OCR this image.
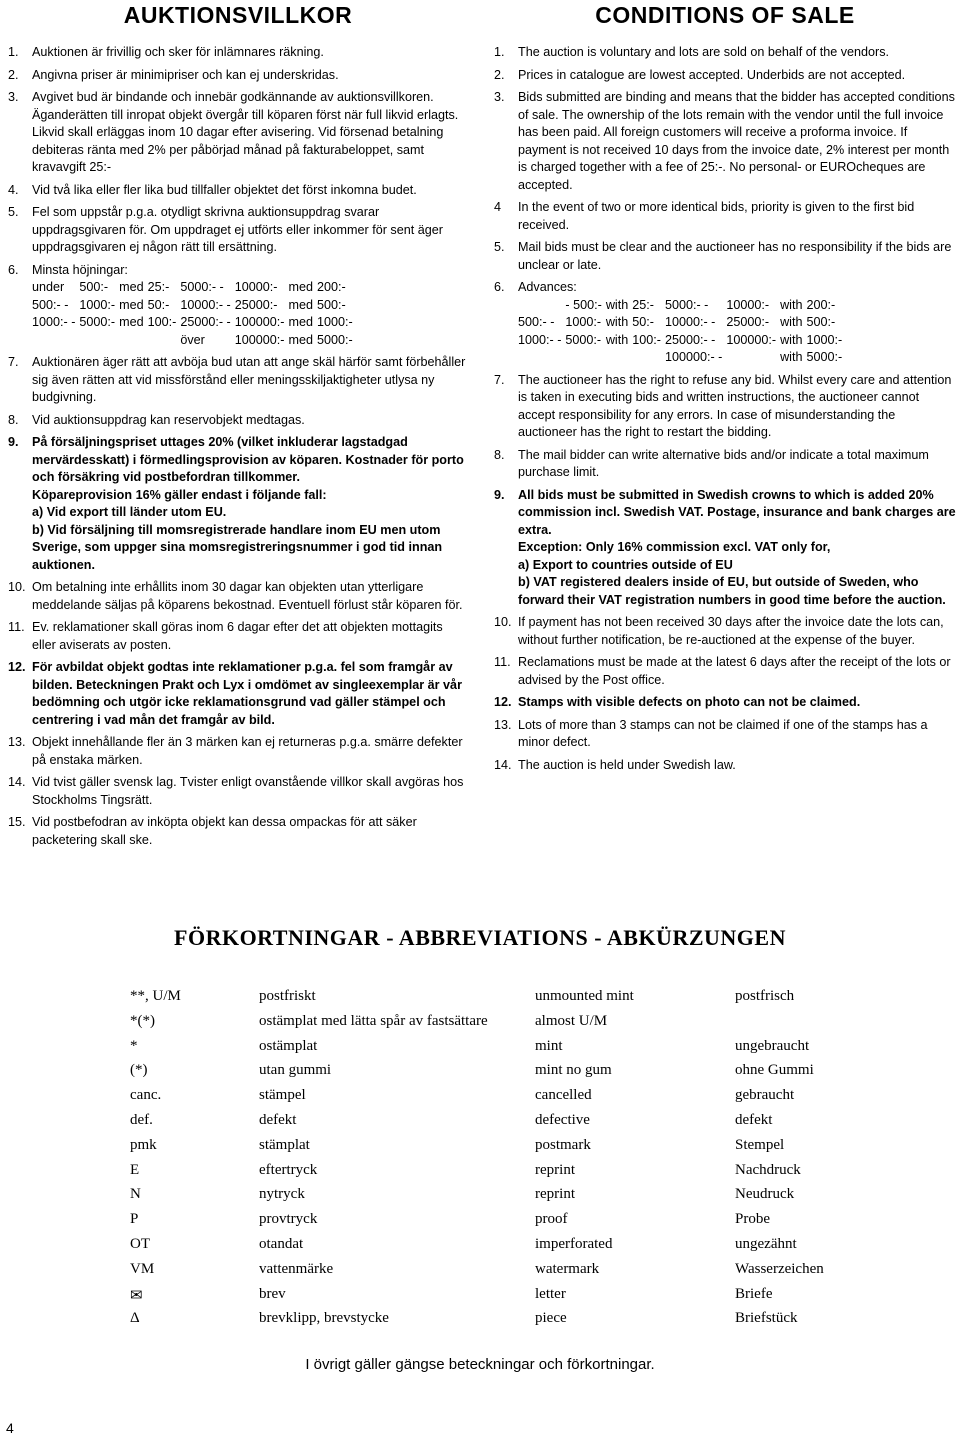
AUKTIONSVILLKOR
1.	Auktionen är frivillig och sker för inlämnares räkning.
2.	Angivna priser är minimipriser och kan ej underskridas.
3.	Avgivet bud är bindande och innebär godkännande av auktionsvillkoren. Äganderätten till inropat objekt övergår till köparen först när full likvid erlagts. Likvid skall erläggas inom 10 dagar efter avisering. Vid försenad betalning debiteras ränta med 2% per påbörjad månad på fakturabeloppet, samt kravavgift 25:-
4.	Vid två lika eller fler lika bud tillfaller objektet det först inkomna budet.
5.	Fel som uppstår p.g.a. otydligt skrivna auktionsuppdrag svarar uppdragsgivaren för. Om uppdraget ej utförts eller inkommer för sent äger uppdragsgivaren ej någon rätt till ersättning.
6.	Minsta höjningar:
under	500:-	med	25:-	5000:- -	10000:-	med	200:-
500:- -	1000:-	med	50:-	10000:- -	25000:-	med	500:-
1000:- -	5000:-	med	100:-	25000:- -	100000:-	med	1000:-
				över	100000:-	med	5000:-
7.	Auktionären äger rätt att avböja bud utan att ange skäl härför samt förbehåller sig även rätten att vid missförstånd eller meningsskiljaktigheter utlysa ny budgivning.
8.	Vid auktionsuppdrag kan reservobjekt medtagas.
9.	På försäljningspriset uttages 20% (vilket inkluderar lagstadgad mervärdesskatt) i förmedlingsprovision av köparen. Kostnader för porto och försäkring vid postbefordran tillkommer.
Köpareprovision 16% gäller endast i följande fall:
a) Vid export till länder utom EU.
b) Vid försäljning till momsregistrerade handlare inom EU men utom Sverige, som uppger sina momsregistreringsnummer i god tid innan auktionen.
10. Om betalning inte erhållits inom 30 dagar kan objekten utan ytterligare meddelande säljas på köparens bekostnad. Eventuell förlust står köparen för.
11. Ev. reklamationer skall göras inom 6 dagar efter det att objekten mottagits eller aviserats av posten.
12. För avbildat objekt godtas inte reklamationer p.g.a. fel som framgår av bilden. Beteckningen Prakt och Lyx i omdömet av singleexemplar är vår bedömning och utgör icke reklamationsgrund vad gäller stämpel och centrering i vad mån det framgår av bild.
13. Objekt innehållande fler än 3 märken kan ej returneras p.g.a. smärre defekter på enstaka märken.
14. Vid tvist gäller svensk lag. Tvister enligt ovanstående villkor skall avgöras hos Stockholms Tingsrätt.
15. Vid postbefodran av inköpta objekt kan dessa ompackas för att säker packetering skall ske.
CONDITIONS OF SALE
1.	The auction is voluntary and lots are sold on behalf of the vendors.
2.	Prices in catalogue are lowest accepted. Underbids are not accepted.
3.	Bids submitted are binding and means that the bidder has accepted conditions of sale. The ownership of the lots remain with the vendor until the full invoice has been paid. All foreign customers will receive a proforma invoice. If payment is not received 10 days from the invoice date, 2% interest per month is charged together with a fee of 25:-. No personal- or EUROcheques are accepted.
4	In the event of two or more identical bids, priority is given to the first bid received.
5.	Mail bids must be clear and the auctioneer has no responsibility if the bids are unclear or late.
6.	Advances:
	- 500:-	with	25:-	5000:- -	10000:-	with	200:-
500:- -	1000:-	with	50:-	10000:- -	25000:-	with	500:-
1000:- -	5000:-	with	100:-	25000:- -	100000:-	with	1000:-
				100000:- -		with	5000:-
7.	The auctioneer has the right to refuse any bid. Whilst every care and attention is taken in executing bids and written instructions, the auctioneer cannot accept responsibility for any errors. In case of misunderstanding the auctioneer has the right to restart the bidding.
8.	The mail bidder can write alternative bids and/or indicate a total maximum purchase limit.
9.	All bids must be submitted in Swedish crowns to which is added 20% commission incl. Swedish VAT. Postage, insurance and bank charges are extra.
Exception: Only 16% commission excl. VAT only for,
a) Export to countries outside of EU
b) VAT registered dealers inside of EU, but outside of Sweden, who forward their VAT registration numbers in good time before the auction.
10. If payment has not been received 30 days after the invoice date the lots can, without further notification, be re-auctioned at the expense of the buyer.
11. Reclamations must be made at the latest 6 days after the receipt of the lots or advised by the Post office.
12. Stamps with visible defects on photo can not be claimed.
13. Lots of more than 3 stamps can not be claimed if one of the stamps has a minor defect.
14. The auction is held under Swedish law.
FÖRKORTNINGAR - ABBREVIATIONS - ABKÜRZUNGEN
**, U/M	postfriskt	unmounted mint	postfrisch
*(*)	ostämplat med lätta spår av fastsättare	almost U/M	
*	ostämplat	mint	ungebraucht
(*)	utan gummi	mint no gum	ohne Gummi
canc.	stämpel	cancelled	gebraucht
def.	defekt	defective	defekt
pmk	stämplat	postmark	Stempel
E	eftertryck	reprint	Nachdruck
N	nytryck	reprint	Neudruck
P	provtryck	proof	Probe
OT	otandat	imperforated	ungezähnt
VM	vattenmärke	watermark	Wasserzeichen
✉	brev	letter	Briefe
Δ	brevklipp, brevstycke	piece	Briefstück
I övrigt gäller gängse beteckningar och förkortningar.
4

Task requirements. Without including any pictures, output all the entries above exactly.

Response.
OCR this image.
AUKTIONSVILLKOR
1.	Auktionen är frivillig och sker för inlämnares räkning.
2.	Angivna priser är minimipriser och kan ej underskridas.
3.	Avgivet bud är bindande och innebär godkännande av auktionsvillkoren. Äganderätten till inropat objekt övergår till köparen först när full likvid erlagts. Likvid skall erläggas inom 10 dagar efter avisering. Vid försenad betalning debiteras ränta med 2% per påbörjad månad på fakturabeloppet, samt kravavgift 25:-
4.	Vid två lika eller fler lika bud tillfaller objektet det först inkomna budet.
5.	Fel som uppstår p.g.a. otydligt skrivna auktionsuppdrag svarar uppdragsgivaren för. Om uppdraget ej utförts eller inkommer för sent äger uppdragsgivaren ej någon rätt till ersättning.
6.	Minsta höjningar:
under	500:-	med	25:-	5000:- -	10000:-	med	200:-
500:- -	1000:-	med	50:-	10000:- -	25000:-	med	500:-
1000:- -	5000:-	med	100:-	25000:- -	100000:-	med	1000:-
				över	100000:-	med	5000:-
7.	Auktionären äger rätt att avböja bud utan att ange skäl härför samt förbehåller sig även rätten att vid missförstånd eller meningsskiljaktigheter utlysa ny budgivning.
8.	Vid auktionsuppdrag kan reservobjekt medtagas.
9.	På försäljningspriset uttages 20% (vilket inkluderar lagstadgad mervärdesskatt) i förmedlingsprovision av köparen. Kostnader för porto och försäkring vid postbefordran tillkommer.
Köpareprovision 16% gäller endast i följande fall:
a) Vid export till länder utom EU.
b) Vid försäljning till momsregistrerade handlare inom EU men utom Sverige, som uppger sina momsregistreringsnummer i god tid innan auktionen.
10. Om betalning inte erhållits inom 30 dagar kan objekten utan ytterligare meddelande säljas på köparens bekostnad. Eventuell förlust står köparen för.
11. Ev. reklamationer skall göras inom 6 dagar efter det att objekten mottagits eller aviserats av posten.
12. För avbildat objekt godtas inte reklamationer p.g.a. fel som framgår av bilden. Beteckningen Prakt och Lyx i omdömet av singleexemplar är vår bedömning och utgör icke reklamationsgrund vad gäller stämpel och centrering i vad mån det framgår av bild.
13. Objekt innehållande fler än 3 märken kan ej returneras p.g.a. smärre defekter på enstaka märken.
14. Vid tvist gäller svensk lag. Tvister enligt ovanstående villkor skall avgöras hos Stockholms Tingsrätt.
15. Vid postbefodran av inköpta objekt kan dessa ompackas för att säker packetering skall ske.
CONDITIONS OF SALE
1.	The auction is voluntary and lots are sold on behalf of the vendors.
2.	Prices in catalogue are lowest accepted. Underbids are not accepted.
3.	Bids submitted are binding and means that the bidder has accepted conditions of sale. The ownership of the lots remain with the vendor until the full invoice has been paid. All foreign customers will receive a proforma invoice. If payment is not received 10 days from the invoice date, 2% interest per month is charged together with a fee of 25:-. No personal- or EUROcheques are accepted.
4	In the event of two or more identical bids, priority is given to the first bid received.
5.	Mail bids must be clear and the auctioneer has no responsibility if the bids are unclear or late.
6.	Advances:
	- 500:-	with	25:-	5000:- -	10000:-	with	200:-
500:- -	1000:-	with	50:-	10000:- -	25000:-	with	500:-
1000:- -	5000:-	with	100:-	25000:- -	100000:-	with	1000:-
				100000:- -		with	5000:-
7.	The auctioneer has the right to refuse any bid. Whilst every care and attention is taken in executing bids and written instructions, the auctioneer cannot accept responsibility for any errors. In case of misunderstanding the auctioneer has the right to restart the bidding.
8.	The mail bidder can write alternative bids and/or indicate a total maximum purchase limit.
9.	All bids must be submitted in Swedish crowns to which is added 20% commission incl. Swedish VAT. Postage, insurance and bank charges are extra.
Exception: Only 16% commission excl. VAT only for,
a) Export to countries outside of EU
b) VAT registered dealers inside of EU, but outside of Sweden, who forward their VAT registration numbers in good time before the auction.
10. If payment has not been received 30 days after the invoice date the lots can, without further notification, be re-auctioned at the expense of the buyer.
11. Reclamations must be made at the latest 6 days after the receipt of the lots or advised by the Post office.
12. Stamps with visible defects on photo can not be claimed.
13. Lots of more than 3 stamps can not be claimed if one of the stamps has a minor defect.
14. The auction is held under Swedish law.
FÖRKORTNINGAR - ABBREVIATIONS - ABKÜRZUNGEN
**, U/M	postfriskt	unmounted mint	postfrisch
*(*)	ostämplat med lätta spår av fastsättare	almost U/M	
*	ostämplat	mint	ungebraucht
(*)	utan gummi	mint no gum	ohne Gummi
canc.	stämpel	cancelled	gebraucht
def.	defekt	defective	defekt
pmk	stämplat	postmark	Stempel
E	eftertryck	reprint	Nachdruck
N	nytryck	reprint	Neudruck
P	provtryck	proof	Probe
OT	otandat	imperforated	ungezähnt
VM	vattenmärke	watermark	Wasserzeichen
✉	brev	letter	Briefe
Δ	brevklipp, brevstycke	piece	Briefstück
I övrigt gäller gängse beteckningar och förkortningar.
4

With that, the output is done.